[Saved entries]
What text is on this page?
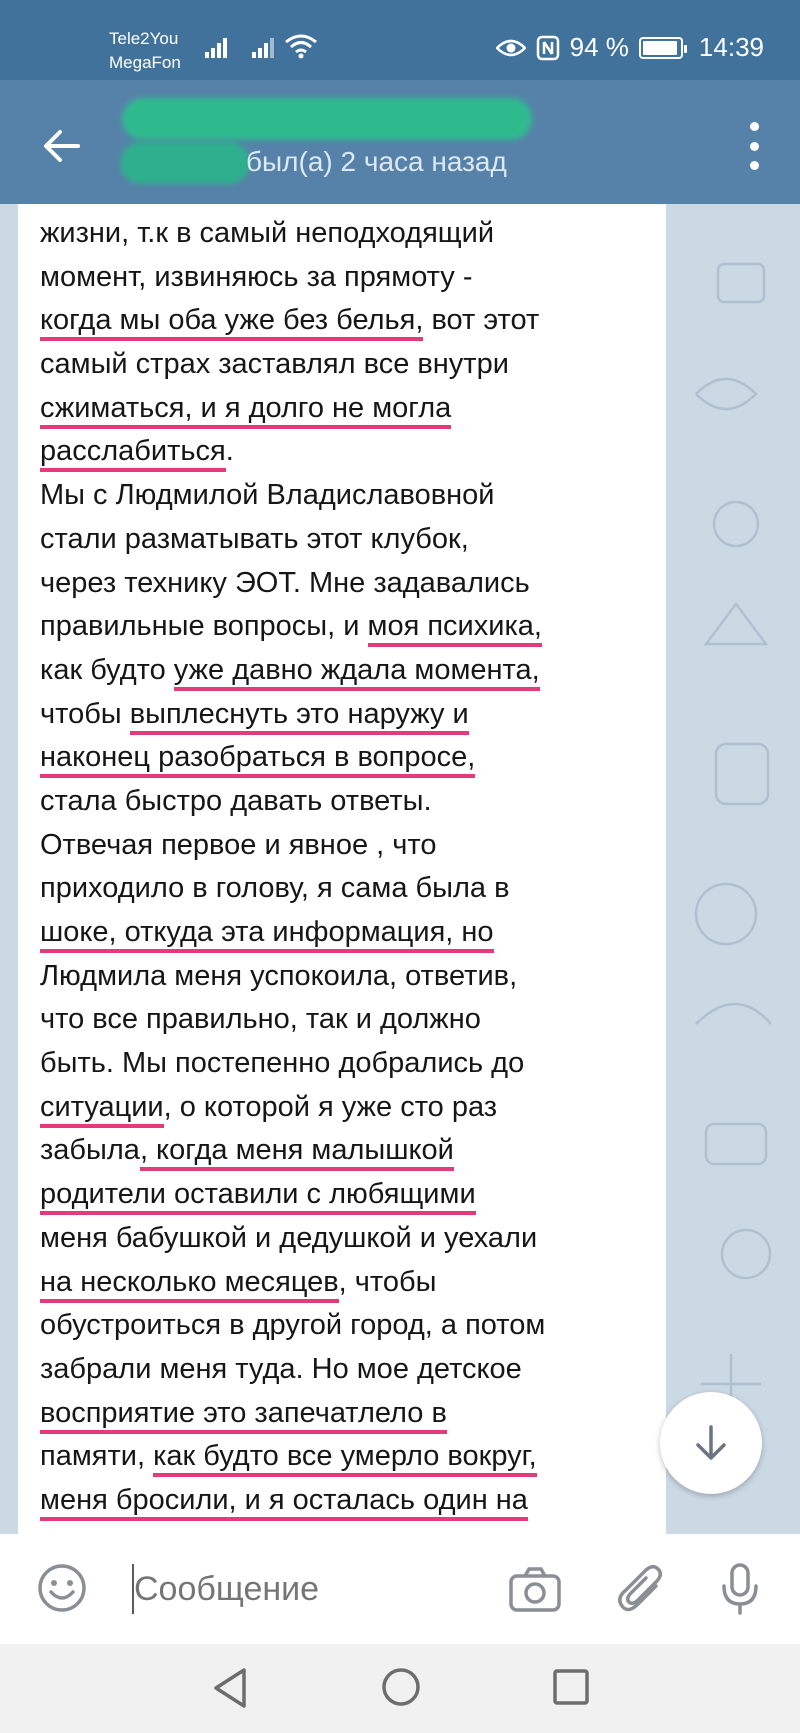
Tele2You
MegaFon
94 %	14:39
был(а) 2 часа назад
жизни, т.к в самый неподходящий
момент, извиняюсь за прямоту -
когда мы оба уже без белья, вот этот
самый страх заставлял все внутри
сжиматься, и я долго не могла
расслабиться.
Мы с Людмилой Владиславовной
стали разматывать этот клубок,
через технику ЭОТ. Мне задавались
правильные вопросы, и моя психика,
как будто уже давно ждала момента,
чтобы выплеснуть это наружу и
наконец разобраться в вопросе,
стала быстро давать ответы.
Отвечая первое и явное , что
приходило в голову, я сама была в
шоке, откуда эта информация, но
Людмила меня успокоила, ответив,
что все правильно, так и должно
быть. Мы постепенно добрались до
ситуации, о которой я уже сто раз
забыла, когда меня малышкой
родители оставили с любящими
меня бабушкой и дедушкой и уехали
на несколько месяцев, чтобы
обустроиться в другой город, а потом
забрали меня туда. Но мое детское
восприятие это запечатлело в
памяти, как будто все умерло вокруг,
меня бросили, и я осталась один на
Сообщение
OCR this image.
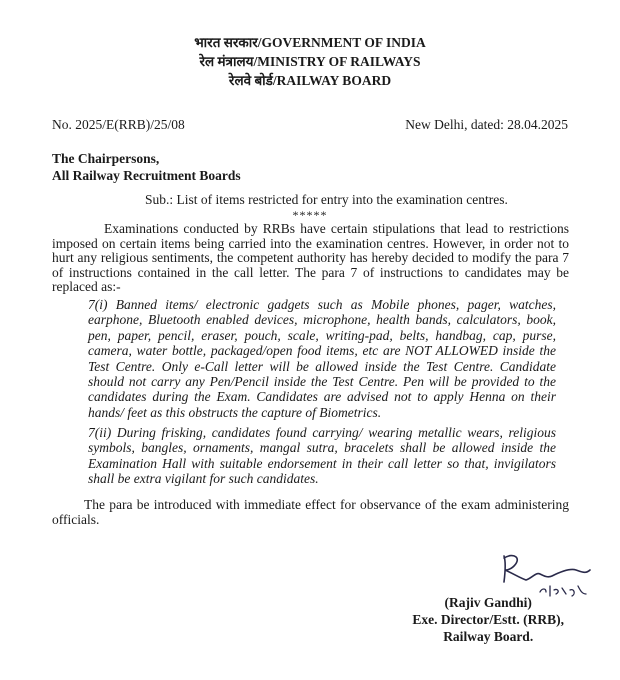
भारत सरकार/GOVERNMENT OF INDIA
रेल मंत्रालय/MINISTRY OF RAILWAYS
रेलवे बोर्ड/RAILWAY BOARD
No. 2025/E(RRB)/25/08	New Delhi, dated: 28.04.2025
The Chairpersons,
All Railway Recruitment Boards
Sub.: List of items restricted for entry into the examination centres.
*****
Examinations conducted by RRBs have certain stipulations that lead to restrictions imposed on certain items being carried into the examination centres. However, in order not to hurt any religious sentiments, the competent authority has hereby decided to modify the para 7 of instructions contained in the call letter. The para 7 of instructions to candidates may be replaced as:-
7(i) Banned items/ electronic gadgets such as Mobile phones, pager, watches, earphone, Bluetooth enabled devices, microphone, health bands, calculators, book, pen, paper, pencil, eraser, pouch, scale, writing-pad, belts, handbag, cap, purse, camera, water bottle, packaged/open food items, etc are NOT ALLOWED inside the Test Centre. Only e-Call letter will be allowed inside the Test Centre. Candidate should not carry any Pen/Pencil inside the Test Centre. Pen will be provided to the candidates during the Exam. Candidates are advised not to apply Henna on their hands/ feet as this obstructs the capture of Biometrics.
7(ii) During frisking, candidates found carrying/ wearing metallic wears, religious symbols, bangles, ornaments, mangal sutra, bracelets shall be allowed inside the Examination Hall with suitable endorsement in their call letter so that, invigilators shall be extra vigilant for such candidates.
The para be introduced with immediate effect for observance of the exam administering officials.
(Rajiv Gandhi)
Exe. Director/Estt. (RRB),
Railway Board.
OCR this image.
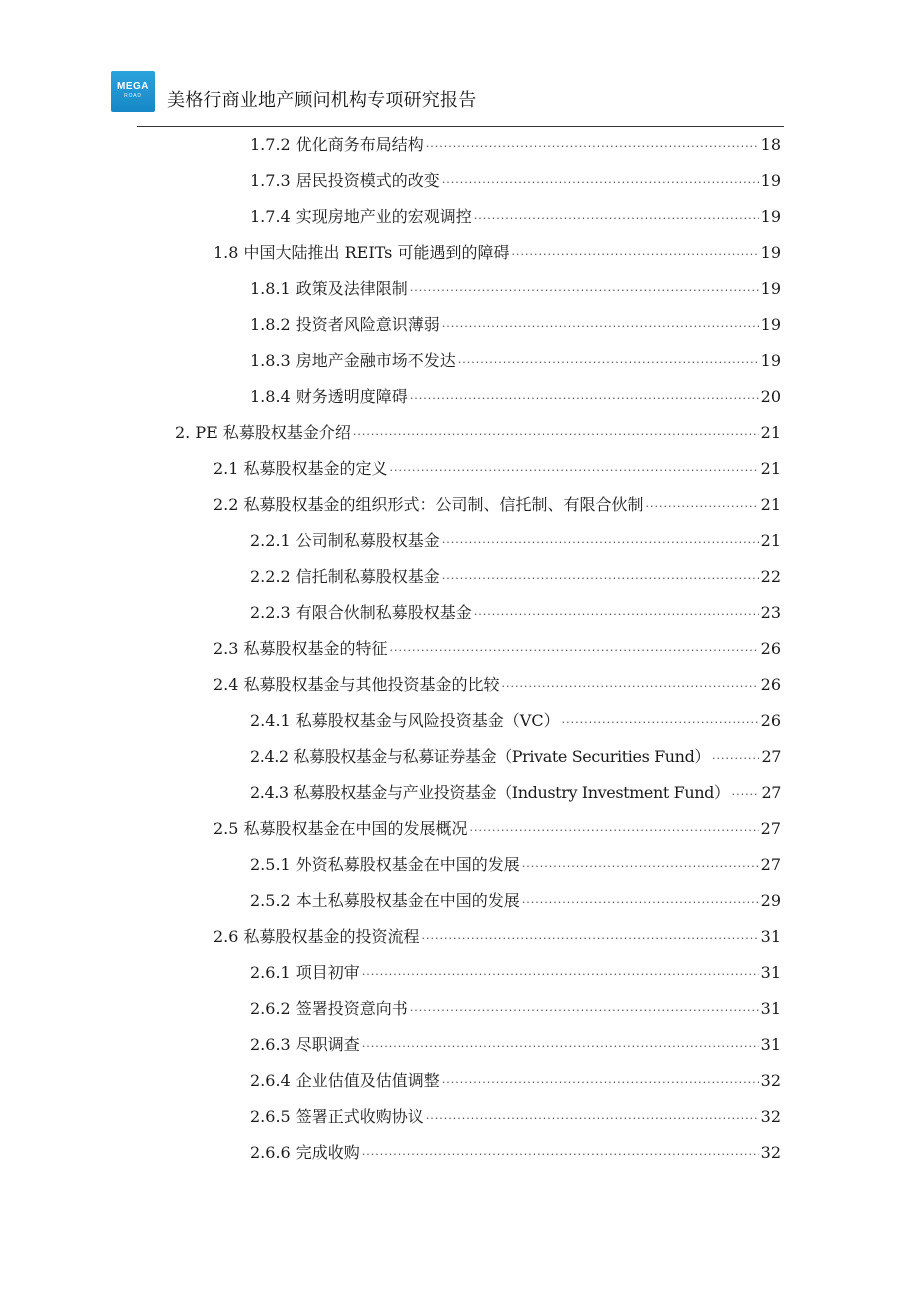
MEGA
ROAD	美格行商业地产顾问机构专项研究报告
1.7.2 优化商务布局结构 ·····	18
1.7.3 居民投资模式的改变 ·····	19
1.7.4 实现房地产业的宏观调控 ·····	19
1.8 中国大陆推出 REITs 可能遇到的障碍 ·····	19
1.8.1 政策及法律限制 ·····	19
1.8.2 投资者风险意识薄弱 ·····	19
1.8.3 房地产金融市场不发达 ·····	19
1.8.4 财务透明度障碍 ·····	20
2. PE 私募股权基金介绍 ·····	21
2.1 私募股权基金的定义 ·····	21
2.2 私募股权基金的组织形式：公司制、信托制、有限合伙制 ·····	21
2.2.1 公司制私募股权基金 ·····	21
2.2.2 信托制私募股权基金 ·····	22
2.2.3 有限合伙制私募股权基金 ·····	23
2.3 私募股权基金的特征 ·····	26
2.4 私募股权基金与其他投资基金的比较 ·····	26
2.4.1 私募股权基金与风险投资基金（VC） ·····	26
2.4.2 私募股权基金与私募证券基金（Private Securities Fund） ·····	27
2.4.3 私募股权基金与产业投资基金（Industry Investment Fund） ····· 27
2.5 私募股权基金在中国的发展概况 ·····	27
2.5.1 外资私募股权基金在中国的发展 ·····	27
2.5.2 本土私募股权基金在中国的发展 ·····	29
2.6 私募股权基金的投资流程 ·····	31
2.6.1 项目初审 ·····	31
2.6.2 签署投资意向书 ·····	31
2.6.3 尽职调查 ·····	31
2.6.4 企业估值及估值调整 ·····	32
2.6.5 签署正式收购协议 ·····	32
2.6.6 完成收购 ·····	32
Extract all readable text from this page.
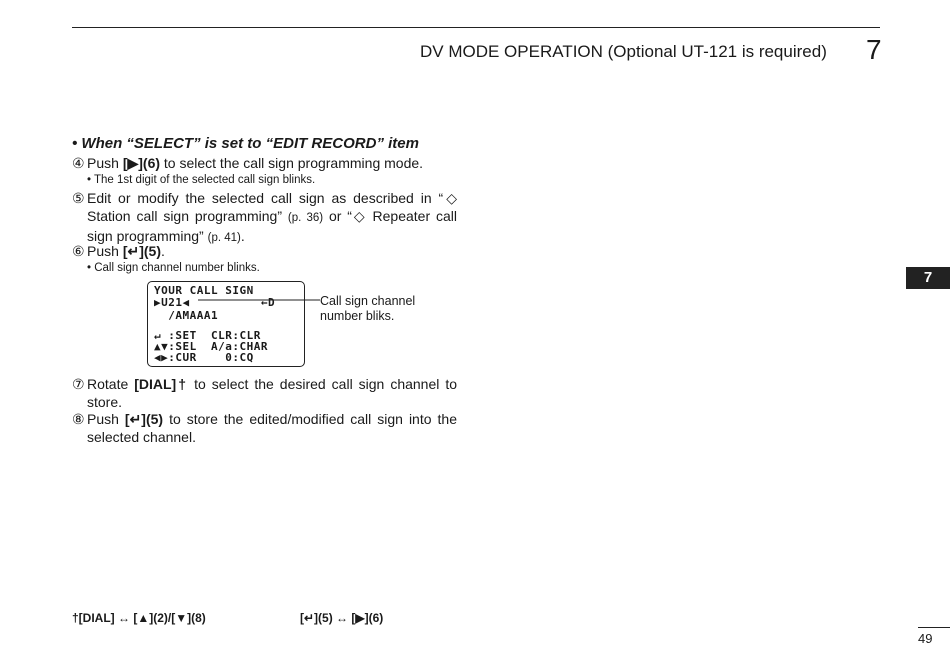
DV MODE OPERATION (Optional UT-121 is required) 7
7
• When “SELECT” is set to “EDIT RECORD” item
④ Push [▶](6) to select the call sign programming mode.
• The 1st digit of the selected call sign blinks.
⑤ Edit or modify the selected call sign as described in “◇ Station call sign programming” (p. 36) or “◇ Repeater call sign programming” (p. 41).
⑥ Push [↵](5).
• Call sign channel number blinks.
YOUR CALL SIGN
▶U21◀          ←D
/AMAAA1
↵ :SET  CLR:CLR
▲▼:SEL  A/a:CHAR
◀▶:CUR    0:CQ
Call sign channel number bliks.
⑦ Rotate [DIAL]† to select the desired call sign channel to store.
⑧ Push [↵](5) to store the edited/modified call sign into the selected channel.
†[DIAL] ↔ [▲](2)/[▼](8)	[↵](5) ↔ [▶](6)
49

#### [Your goal]
Quote the preceding listing precisely and completely, omitting its images.

#### [Result below]
What text is on this page?
Tele2You
MegaFon
94 %	14:39
был(а) 2 часа назад
жизни, т.к в самый неподходящий
момент, извиняюсь за прямоту -
когда мы оба уже без белья, вот этот
самый страх заставлял все внутри
сжиматься, и я долго не могла
расслабиться.
Мы с Людмилой Владиславовной
стали разматывать этот клубок,
через технику ЭОТ. Мне задавались
правильные вопросы, и моя психика,
как будто уже давно ждала момента,
чтобы выплеснуть это наружу и
наконец разобраться в вопросе,
стала быстро давать ответы.
Отвечая первое и явное , что
приходило в голову, я сама была в
шоке, откуда эта информация, но
Людмила меня успокоила, ответив,
что все правильно, так и должно
быть. Мы постепенно добрались до
ситуации, о которой я уже сто раз
забыла, когда меня малышкой
родители оставили с любящими
меня бабушкой и дедушкой и уехали
на несколько месяцев, чтобы
обустроиться в другой город, а потом
забрали меня туда. Но мое детское
восприятие это запечатлело в
памяти, как будто все умерло вокруг,
меня бросили, и я осталась один на
Сообщение
OCR this image.
भारत सरकार/GOVERNMENT OF INDIA
रेल मंत्रालय/MINISTRY OF RAILWAYS
रेलवे बोर्ड/RAILWAY BOARD
No. 2025/E(RRB)/25/08	New Delhi, dated: 28.04.2025
The Chairpersons,
All Railway Recruitment Boards
Sub.: List of items restricted for entry into the examination centres.
*****
Examinations conducted by RRBs have certain stipulations that lead to restrictions imposed on certain items being carried into the examination centres. However, in order not to hurt any religious sentiments, the competent authority has hereby decided to modify the para 7 of instructions contained in the call letter. The para 7 of instructions to candidates may be replaced as:-
7(i) Banned items/ electronic gadgets such as Mobile phones, pager, watches, earphone, Bluetooth enabled devices, microphone, health bands, calculators, book, pen, paper, pencil, eraser, pouch, scale, writing-pad, belts, handbag, cap, purse, camera, water bottle, packaged/open food items, etc are NOT ALLOWED inside the Test Centre. Only e-Call letter will be allowed inside the Test Centre. Candidate should not carry any Pen/Pencil inside the Test Centre. Pen will be provided to the candidates during the Exam. Candidates are advised not to apply Henna on their hands/ feet as this obstructs the capture of Biometrics.
7(ii) During frisking, candidates found carrying/ wearing metallic wears, religious symbols, bangles, ornaments, mangal sutra, bracelets shall be allowed inside the Examination Hall with suitable endorsement in their call letter so that, invigilators shall be extra vigilant for such candidates.
The para be introduced with immediate effect for observance of the exam administering officials.
(Rajiv Gandhi)
Exe. Director/Estt. (RRB),
Railway Board.
OCR this image.
MEGA
ROAD	美格行商业地产顾问机构专项研究报告
1.7.2 优化商务布局结构 ·····	18
1.7.3 居民投资模式的改变 ·····	19
1.7.4 实现房地产业的宏观调控 ·····	19
1.8 中国大陆推出 REITs 可能遇到的障碍 ·····	19
1.8.1 政策及法律限制 ·····	19
1.8.2 投资者风险意识薄弱 ·····	19
1.8.3 房地产金融市场不发达 ·····	19
1.8.4 财务透明度障碍 ·····	20
2. PE 私募股权基金介绍 ·····	21
2.1 私募股权基金的定义 ·····	21
2.2 私募股权基金的组织形式：公司制、信托制、有限合伙制 ·····	21
2.2.1 公司制私募股权基金 ·····	21
2.2.2 信托制私募股权基金 ·····	22
2.2.3 有限合伙制私募股权基金 ·····	23
2.3 私募股权基金的特征 ·····	26
2.4 私募股权基金与其他投资基金的比较 ·····	26
2.4.1 私募股权基金与风险投资基金（VC） ·····	26
2.4.2 私募股权基金与私募证券基金（Private Securities Fund） ·····	27
2.4.3 私募股权基金与产业投资基金（Industry Investment Fund） ····· 27
2.5 私募股权基金在中国的发展概况 ·····	27
2.5.1 外资私募股权基金在中国的发展 ·····	27
2.5.2 本土私募股权基金在中国的发展 ·····	29
2.6 私募股权基金的投资流程 ·····	31
2.6.1 项目初审 ·····	31
2.6.2 签署投资意向书 ·····	31
2.6.3 尽职调查 ·····	31
2.6.4 企业估值及估值调整 ·····	32
2.6.5 签署正式收购协议 ·····	32
2.6.6 完成收购 ·····	32
Extract all readable text from this page.
DV MODE OPERATION (Optional UT-121 is required) 7
7
• When “SELECT” is set to “EDIT RECORD” item
④ Push [▶](6) to select the call sign programming mode.
• The 1st digit of the selected call sign blinks.
⑤ Edit or modify the selected call sign as described in “◇ Station call sign programming” (p. 36) or “◇ Repeater call sign programming” (p. 41).
⑥ Push [↵](5).
• Call sign channel number blinks.
YOUR CALL SIGN
▶U21◀          ←D
/AMAAA1
↵ :SET  CLR:CLR
▲▼:SEL  A/a:CHAR
◀▶:CUR    0:CQ
Call sign channel number bliks.
⑦ Rotate [DIAL]† to select the desired call sign channel to store.
⑧ Push [↵](5) to store the edited/modified call sign into the selected channel.
†[DIAL] ↔ [▲](2)/[▼](8)	[↵](5) ↔ [▶](6)
49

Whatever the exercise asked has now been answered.